# Exercise:
Write every record out again exactly, and keep images out of it.

-=-=-

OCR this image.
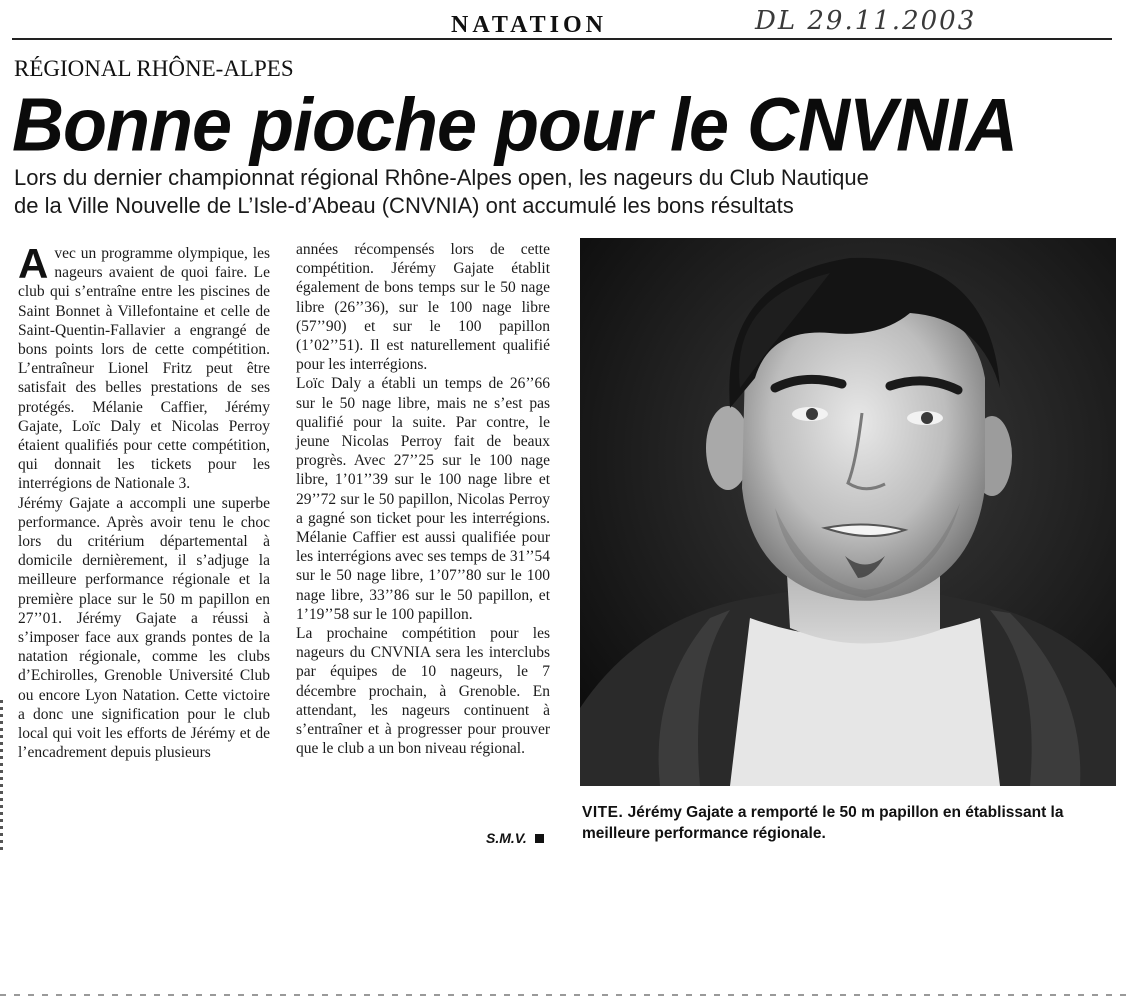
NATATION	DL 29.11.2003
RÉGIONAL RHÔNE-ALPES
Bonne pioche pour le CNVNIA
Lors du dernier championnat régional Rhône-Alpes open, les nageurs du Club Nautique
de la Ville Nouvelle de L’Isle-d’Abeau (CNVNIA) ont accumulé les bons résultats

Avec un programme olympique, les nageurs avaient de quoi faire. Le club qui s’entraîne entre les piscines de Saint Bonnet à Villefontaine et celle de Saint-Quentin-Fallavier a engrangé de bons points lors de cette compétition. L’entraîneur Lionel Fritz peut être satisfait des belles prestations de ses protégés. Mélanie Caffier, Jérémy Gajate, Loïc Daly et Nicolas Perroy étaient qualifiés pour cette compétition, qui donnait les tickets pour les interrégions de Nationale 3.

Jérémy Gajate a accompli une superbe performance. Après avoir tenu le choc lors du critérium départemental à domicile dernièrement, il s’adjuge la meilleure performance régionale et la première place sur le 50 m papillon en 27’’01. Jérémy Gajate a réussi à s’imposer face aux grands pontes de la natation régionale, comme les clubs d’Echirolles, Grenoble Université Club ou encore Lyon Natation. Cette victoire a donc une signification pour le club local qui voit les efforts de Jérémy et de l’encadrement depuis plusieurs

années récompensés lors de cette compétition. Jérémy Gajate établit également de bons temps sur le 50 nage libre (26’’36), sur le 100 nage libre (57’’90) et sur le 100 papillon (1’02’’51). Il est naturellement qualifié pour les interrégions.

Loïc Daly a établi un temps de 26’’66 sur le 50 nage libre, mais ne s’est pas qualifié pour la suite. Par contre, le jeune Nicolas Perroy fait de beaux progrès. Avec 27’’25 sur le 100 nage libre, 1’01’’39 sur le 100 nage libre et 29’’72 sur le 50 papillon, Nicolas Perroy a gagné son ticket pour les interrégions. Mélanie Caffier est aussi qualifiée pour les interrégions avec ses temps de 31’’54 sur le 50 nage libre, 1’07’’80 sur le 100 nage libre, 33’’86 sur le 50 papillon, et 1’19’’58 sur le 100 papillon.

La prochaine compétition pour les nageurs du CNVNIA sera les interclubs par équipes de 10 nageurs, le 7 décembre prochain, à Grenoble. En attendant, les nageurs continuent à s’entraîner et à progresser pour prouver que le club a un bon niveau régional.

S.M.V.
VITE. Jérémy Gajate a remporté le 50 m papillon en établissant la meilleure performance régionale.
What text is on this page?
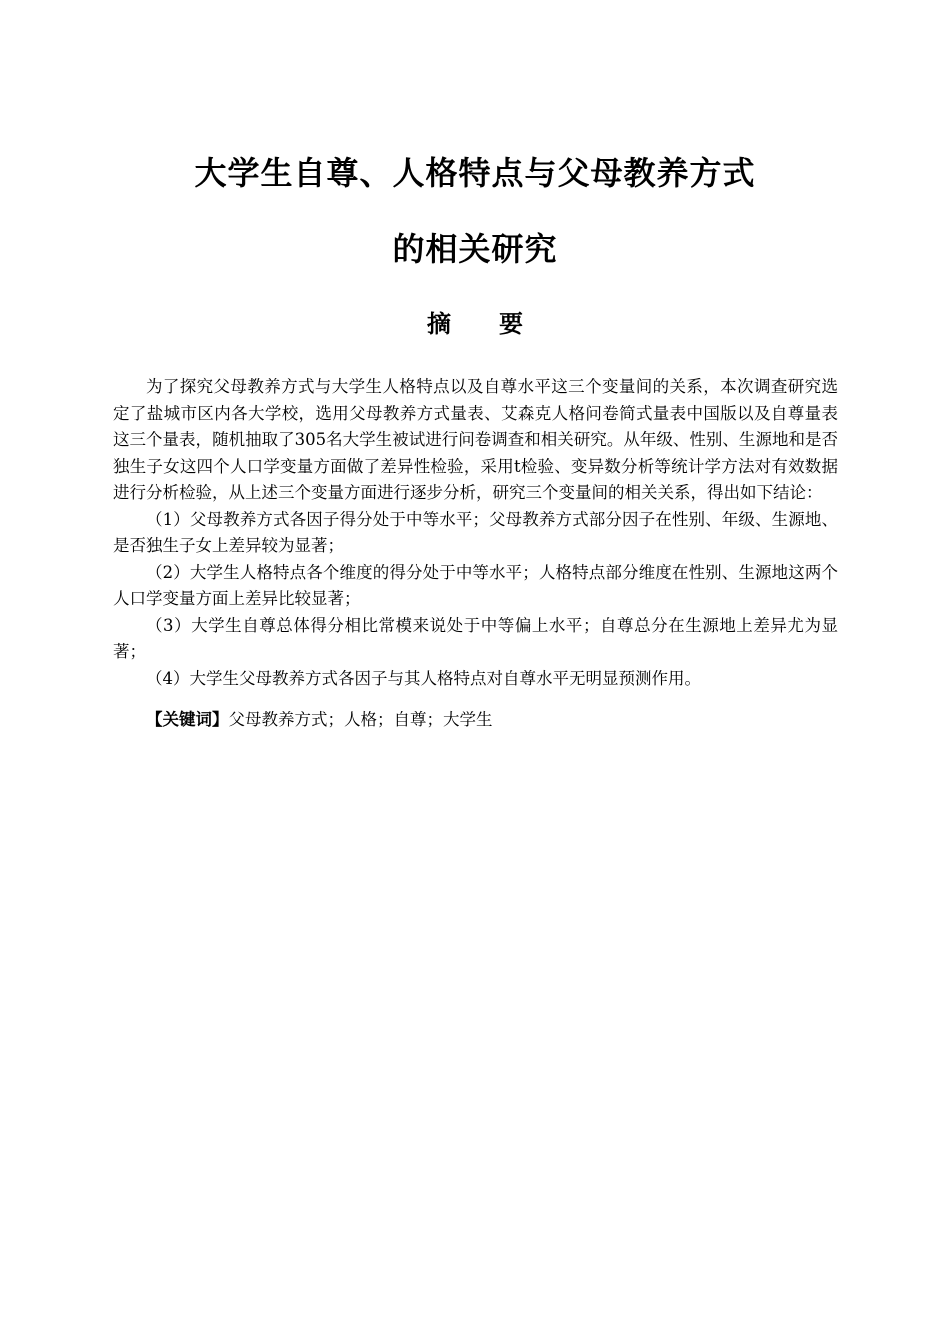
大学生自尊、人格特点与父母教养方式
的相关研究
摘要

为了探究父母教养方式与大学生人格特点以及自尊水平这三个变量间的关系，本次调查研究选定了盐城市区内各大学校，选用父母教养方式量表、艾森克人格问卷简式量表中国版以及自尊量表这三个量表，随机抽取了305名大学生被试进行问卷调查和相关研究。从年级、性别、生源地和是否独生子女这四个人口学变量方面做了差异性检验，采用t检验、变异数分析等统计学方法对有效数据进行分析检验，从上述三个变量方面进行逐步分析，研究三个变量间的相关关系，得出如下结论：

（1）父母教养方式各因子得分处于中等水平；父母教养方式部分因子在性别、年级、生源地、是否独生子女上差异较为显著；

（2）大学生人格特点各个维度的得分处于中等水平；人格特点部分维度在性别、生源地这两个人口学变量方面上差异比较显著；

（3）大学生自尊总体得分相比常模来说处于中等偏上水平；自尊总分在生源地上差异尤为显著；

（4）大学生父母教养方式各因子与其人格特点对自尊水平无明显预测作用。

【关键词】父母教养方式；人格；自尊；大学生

-=-=-

# Task response:
OCR this image.
NATATION	DL 29.11.2003
RÉGIONAL RHÔNE-ALPES
Bonne pioche pour le CNVNIA
Lors du dernier championnat régional Rhône-Alpes open, les nageurs du Club Nautique
de la Ville Nouvelle de L’Isle-d’Abeau (CNVNIA) ont accumulé les bons résultats

Avec un programme olympique, les nageurs avaient de quoi faire. Le club qui s’entraîne entre les piscines de Saint Bonnet à Villefontaine et celle de Saint-Quentin-Fallavier a engrangé de bons points lors de cette compétition. L’entraîneur Lionel Fritz peut être satisfait des belles prestations de ses protégés. Mélanie Caffier, Jérémy Gajate, Loïc Daly et Nicolas Perroy étaient qualifiés pour cette compétition, qui donnait les tickets pour les interrégions de Nationale 3.

Jérémy Gajate a accompli une superbe performance. Après avoir tenu le choc lors du critérium départemental à domicile dernièrement, il s’adjuge la meilleure performance régionale et la première place sur le 50 m papillon en 27’’01. Jérémy Gajate a réussi à s’imposer face aux grands pontes de la natation régionale, comme les clubs d’Echirolles, Grenoble Université Club ou encore Lyon Natation. Cette victoire a donc une signification pour le club local qui voit les efforts de Jérémy et de l’encadrement depuis plusieurs

années récompensés lors de cette compétition. Jérémy Gajate établit également de bons temps sur le 50 nage libre (26’’36), sur le 100 nage libre (57’’90) et sur le 100 papillon (1’02’’51). Il est naturellement qualifié pour les interrégions.

Loïc Daly a établi un temps de 26’’66 sur le 50 nage libre, mais ne s’est pas qualifié pour la suite. Par contre, le jeune Nicolas Perroy fait de beaux progrès. Avec 27’’25 sur le 100 nage libre, 1’01’’39 sur le 100 nage libre et 29’’72 sur le 50 papillon, Nicolas Perroy a gagné son ticket pour les interrégions. Mélanie Caffier est aussi qualifiée pour les interrégions avec ses temps de 31’’54 sur le 50 nage libre, 1’07’’80 sur le 100 nage libre, 33’’86 sur le 50 papillon, et 1’19’’58 sur le 100 papillon.

La prochaine compétition pour les nageurs du CNVNIA sera les interclubs par équipes de 10 nageurs, le 7 décembre prochain, à Grenoble. En attendant, les nageurs continuent à s’entraîner et à progresser pour prouver que le club a un bon niveau régional.

S.M.V.
VITE. Jérémy Gajate a remporté le 50 m papillon en établissant la meilleure performance régionale.
What text is on this page?
大学生自尊、人格特点与父母教养方式
的相关研究
摘要

为了探究父母教养方式与大学生人格特点以及自尊水平这三个变量间的关系，本次调查研究选定了盐城市区内各大学校，选用父母教养方式量表、艾森克人格问卷简式量表中国版以及自尊量表这三个量表，随机抽取了305名大学生被试进行问卷调查和相关研究。从年级、性别、生源地和是否独生子女这四个人口学变量方面做了差异性检验，采用t检验、变异数分析等统计学方法对有效数据进行分析检验，从上述三个变量方面进行逐步分析，研究三个变量间的相关关系，得出如下结论：

（1）父母教养方式各因子得分处于中等水平；父母教养方式部分因子在性别、年级、生源地、是否独生子女上差异较为显著；

（2）大学生人格特点各个维度的得分处于中等水平；人格特点部分维度在性别、生源地这两个人口学变量方面上差异比较显著；

（3）大学生自尊总体得分相比常模来说处于中等偏上水平；自尊总分在生源地上差异尤为显著；

（4）大学生父母教养方式各因子与其人格特点对自尊水平无明显预测作用。

【关键词】父母教养方式；人格；自尊；大学生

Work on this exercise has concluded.